**To be done**. Leaving out the pictures, please retype each record exactly.
* start Stored data *
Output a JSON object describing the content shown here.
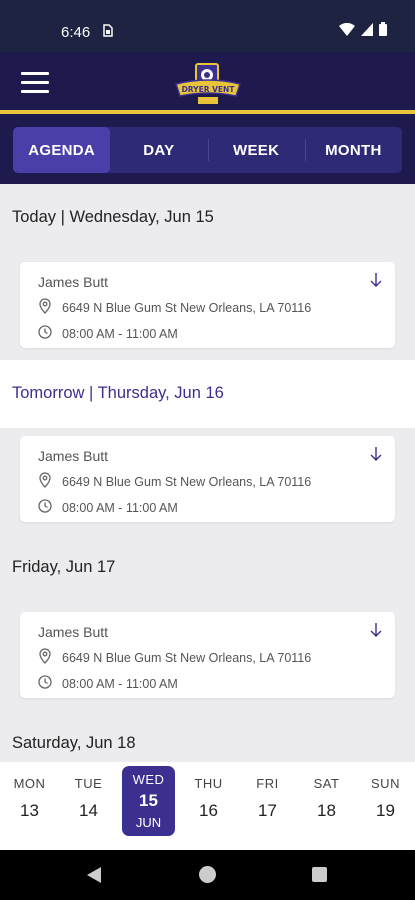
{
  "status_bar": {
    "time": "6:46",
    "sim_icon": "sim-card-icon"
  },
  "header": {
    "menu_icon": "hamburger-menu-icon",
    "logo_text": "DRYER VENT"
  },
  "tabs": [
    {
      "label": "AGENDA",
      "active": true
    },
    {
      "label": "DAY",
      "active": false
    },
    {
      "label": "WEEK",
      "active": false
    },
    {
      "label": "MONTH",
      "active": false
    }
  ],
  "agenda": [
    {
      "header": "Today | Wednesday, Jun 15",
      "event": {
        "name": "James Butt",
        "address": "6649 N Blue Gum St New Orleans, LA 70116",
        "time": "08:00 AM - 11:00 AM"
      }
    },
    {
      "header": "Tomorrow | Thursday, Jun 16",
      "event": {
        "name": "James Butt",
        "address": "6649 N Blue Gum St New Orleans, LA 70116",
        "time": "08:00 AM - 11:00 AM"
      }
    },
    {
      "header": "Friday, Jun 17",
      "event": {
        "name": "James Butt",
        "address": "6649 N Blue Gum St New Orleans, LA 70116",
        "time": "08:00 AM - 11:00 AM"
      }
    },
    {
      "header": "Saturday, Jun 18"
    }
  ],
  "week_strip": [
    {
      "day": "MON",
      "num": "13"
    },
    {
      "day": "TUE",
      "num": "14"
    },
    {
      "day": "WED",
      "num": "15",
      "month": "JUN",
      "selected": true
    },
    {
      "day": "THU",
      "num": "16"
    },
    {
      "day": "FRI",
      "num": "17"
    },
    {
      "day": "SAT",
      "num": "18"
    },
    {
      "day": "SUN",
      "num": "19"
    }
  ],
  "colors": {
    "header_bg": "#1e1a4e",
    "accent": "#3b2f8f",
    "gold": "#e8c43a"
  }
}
* end Stored data *
**Worked answer**.
Output a JSON object describing the content shown here.
{
  "status_bar": {
    "time": "6:46",
    "sim_icon": "sim-card-icon"
  },
  "header": {
    "menu_icon": "hamburger-menu-icon",
    "logo_text": "DRYER VENT"
  },
  "tabs": [
    {
      "label": "AGENDA",
      "active": true
    },
    {
      "label": "DAY",
      "active": false
    },
    {
      "label": "WEEK",
      "active": false
    },
    {
      "label": "MONTH",
      "active": false
    }
  ],
  "agenda": [
    {
      "header": "Today | Wednesday, Jun 15",
      "event": {
        "name": "James Butt",
        "address": "6649 N Blue Gum St New Orleans, LA 70116",
        "time": "08:00 AM - 11:00 AM"
      }
    },
    {
      "header": "Tomorrow | Thursday, Jun 16",
      "event": {
        "name": "James Butt",
        "address": "6649 N Blue Gum St New Orleans, LA 70116",
        "time": "08:00 AM - 11:00 AM"
      }
    },
    {
      "header": "Friday, Jun 17",
      "event": {
        "name": "James Butt",
        "address": "6649 N Blue Gum St New Orleans, LA 70116",
        "time": "08:00 AM - 11:00 AM"
      }
    },
    {
      "header": "Saturday, Jun 18"
    }
  ],
  "week_strip": [
    {
      "day": "MON",
      "num": "13"
    },
    {
      "day": "TUE",
      "num": "14"
    },
    {
      "day": "WED",
      "num": "15",
      "month": "JUN",
      "selected": true
    },
    {
      "day": "THU",
      "num": "16"
    },
    {
      "day": "FRI",
      "num": "17"
    },
    {
      "day": "SAT",
      "num": "18"
    },
    {
      "day": "SUN",
      "num": "19"
    }
  ],
  "colors": {
    "header_bg": "#1e1a4e",
    "accent": "#3b2f8f",
    "gold": "#e8c43a"
  }
}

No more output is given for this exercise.